Begin Data shown

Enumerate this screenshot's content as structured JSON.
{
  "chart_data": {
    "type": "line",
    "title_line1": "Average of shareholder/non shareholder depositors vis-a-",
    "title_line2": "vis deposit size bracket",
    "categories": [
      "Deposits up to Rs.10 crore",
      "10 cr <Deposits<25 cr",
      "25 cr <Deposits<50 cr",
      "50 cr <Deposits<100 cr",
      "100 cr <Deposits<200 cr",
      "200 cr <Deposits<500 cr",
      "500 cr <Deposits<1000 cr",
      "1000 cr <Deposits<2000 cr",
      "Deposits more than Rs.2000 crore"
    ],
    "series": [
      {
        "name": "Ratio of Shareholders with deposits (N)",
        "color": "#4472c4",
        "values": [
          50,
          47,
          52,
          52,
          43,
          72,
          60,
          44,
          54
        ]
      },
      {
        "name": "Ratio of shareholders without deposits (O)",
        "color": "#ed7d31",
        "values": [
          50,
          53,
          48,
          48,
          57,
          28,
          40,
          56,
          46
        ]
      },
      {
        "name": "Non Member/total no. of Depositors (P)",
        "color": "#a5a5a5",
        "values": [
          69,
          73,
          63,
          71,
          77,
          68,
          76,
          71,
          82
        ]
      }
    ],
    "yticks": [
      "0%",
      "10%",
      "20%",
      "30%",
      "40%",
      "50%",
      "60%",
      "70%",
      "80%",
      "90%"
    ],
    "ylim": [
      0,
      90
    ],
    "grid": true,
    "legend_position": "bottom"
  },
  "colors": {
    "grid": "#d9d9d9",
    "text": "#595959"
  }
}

End Data shown

Report how many lines in the records above contain the word "name", giving only the number.

3